= EXERCISE TASK =
Filter the entries below, keeping every line that has the word "used".

= Dataset entries on figures =
★ ★ ★ ★ ★

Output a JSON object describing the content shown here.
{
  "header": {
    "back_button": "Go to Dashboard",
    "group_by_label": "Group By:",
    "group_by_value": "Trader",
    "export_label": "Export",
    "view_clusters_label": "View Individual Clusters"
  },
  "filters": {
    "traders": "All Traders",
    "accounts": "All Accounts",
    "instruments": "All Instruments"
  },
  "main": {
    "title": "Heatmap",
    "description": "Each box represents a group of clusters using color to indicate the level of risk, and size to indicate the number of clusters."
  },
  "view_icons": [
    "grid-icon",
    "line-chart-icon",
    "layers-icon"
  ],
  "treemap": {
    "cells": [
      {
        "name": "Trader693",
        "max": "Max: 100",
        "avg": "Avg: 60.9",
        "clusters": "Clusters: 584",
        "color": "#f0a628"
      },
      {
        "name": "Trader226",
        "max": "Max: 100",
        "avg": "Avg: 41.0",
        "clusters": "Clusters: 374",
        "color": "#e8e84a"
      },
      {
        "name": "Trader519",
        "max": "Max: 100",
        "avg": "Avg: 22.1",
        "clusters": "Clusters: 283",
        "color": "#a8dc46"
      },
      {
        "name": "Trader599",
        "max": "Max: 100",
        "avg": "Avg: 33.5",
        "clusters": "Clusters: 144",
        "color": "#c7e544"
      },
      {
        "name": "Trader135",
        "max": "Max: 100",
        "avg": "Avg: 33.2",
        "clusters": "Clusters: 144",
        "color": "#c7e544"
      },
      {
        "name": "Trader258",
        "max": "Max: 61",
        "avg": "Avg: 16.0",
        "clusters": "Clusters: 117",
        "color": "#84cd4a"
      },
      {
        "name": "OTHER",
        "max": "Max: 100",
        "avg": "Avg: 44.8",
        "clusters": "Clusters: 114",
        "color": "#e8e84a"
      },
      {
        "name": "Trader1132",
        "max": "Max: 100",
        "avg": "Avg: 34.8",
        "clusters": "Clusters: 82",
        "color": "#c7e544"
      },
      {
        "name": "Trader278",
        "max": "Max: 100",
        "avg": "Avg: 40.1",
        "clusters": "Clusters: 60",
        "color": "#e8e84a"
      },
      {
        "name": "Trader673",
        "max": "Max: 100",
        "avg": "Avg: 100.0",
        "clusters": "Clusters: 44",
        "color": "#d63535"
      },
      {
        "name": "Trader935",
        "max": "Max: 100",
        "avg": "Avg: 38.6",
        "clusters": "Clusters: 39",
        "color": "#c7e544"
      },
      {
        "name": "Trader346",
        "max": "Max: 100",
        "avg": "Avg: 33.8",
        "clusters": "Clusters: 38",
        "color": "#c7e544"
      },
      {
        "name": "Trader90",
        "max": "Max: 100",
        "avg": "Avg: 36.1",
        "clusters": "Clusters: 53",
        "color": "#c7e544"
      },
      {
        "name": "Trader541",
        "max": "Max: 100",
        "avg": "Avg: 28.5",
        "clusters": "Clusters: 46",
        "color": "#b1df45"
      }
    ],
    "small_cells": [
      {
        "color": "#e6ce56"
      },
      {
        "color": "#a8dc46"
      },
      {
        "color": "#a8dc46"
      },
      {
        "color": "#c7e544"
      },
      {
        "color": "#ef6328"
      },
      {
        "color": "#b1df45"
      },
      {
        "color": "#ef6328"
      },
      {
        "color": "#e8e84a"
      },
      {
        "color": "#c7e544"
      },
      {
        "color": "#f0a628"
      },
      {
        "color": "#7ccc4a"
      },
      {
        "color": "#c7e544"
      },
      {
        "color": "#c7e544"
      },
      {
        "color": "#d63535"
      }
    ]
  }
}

★ ★ ★ ★ ★

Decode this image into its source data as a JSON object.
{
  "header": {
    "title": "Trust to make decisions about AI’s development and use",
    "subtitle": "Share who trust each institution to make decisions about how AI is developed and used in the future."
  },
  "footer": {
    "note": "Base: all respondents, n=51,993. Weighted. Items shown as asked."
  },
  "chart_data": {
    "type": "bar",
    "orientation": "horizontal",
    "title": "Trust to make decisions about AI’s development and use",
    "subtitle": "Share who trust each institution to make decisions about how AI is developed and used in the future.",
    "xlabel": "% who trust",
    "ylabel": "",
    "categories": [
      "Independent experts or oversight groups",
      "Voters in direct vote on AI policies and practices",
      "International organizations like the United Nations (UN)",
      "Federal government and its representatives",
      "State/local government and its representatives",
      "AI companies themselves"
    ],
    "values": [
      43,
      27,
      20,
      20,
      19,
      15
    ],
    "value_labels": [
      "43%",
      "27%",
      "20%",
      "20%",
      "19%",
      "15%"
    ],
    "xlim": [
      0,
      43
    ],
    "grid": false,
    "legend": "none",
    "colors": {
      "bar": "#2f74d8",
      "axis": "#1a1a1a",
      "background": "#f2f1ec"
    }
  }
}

★ ★ ★ ★ ★

= RESPONSE TO THIS EXERCISE =
    "subtitle": "Share who trust each institution to make decisions about how AI is developed and used in the future."
    "subtitle": "Share who trust each institution to make decisions about how AI is developed and used in the future.",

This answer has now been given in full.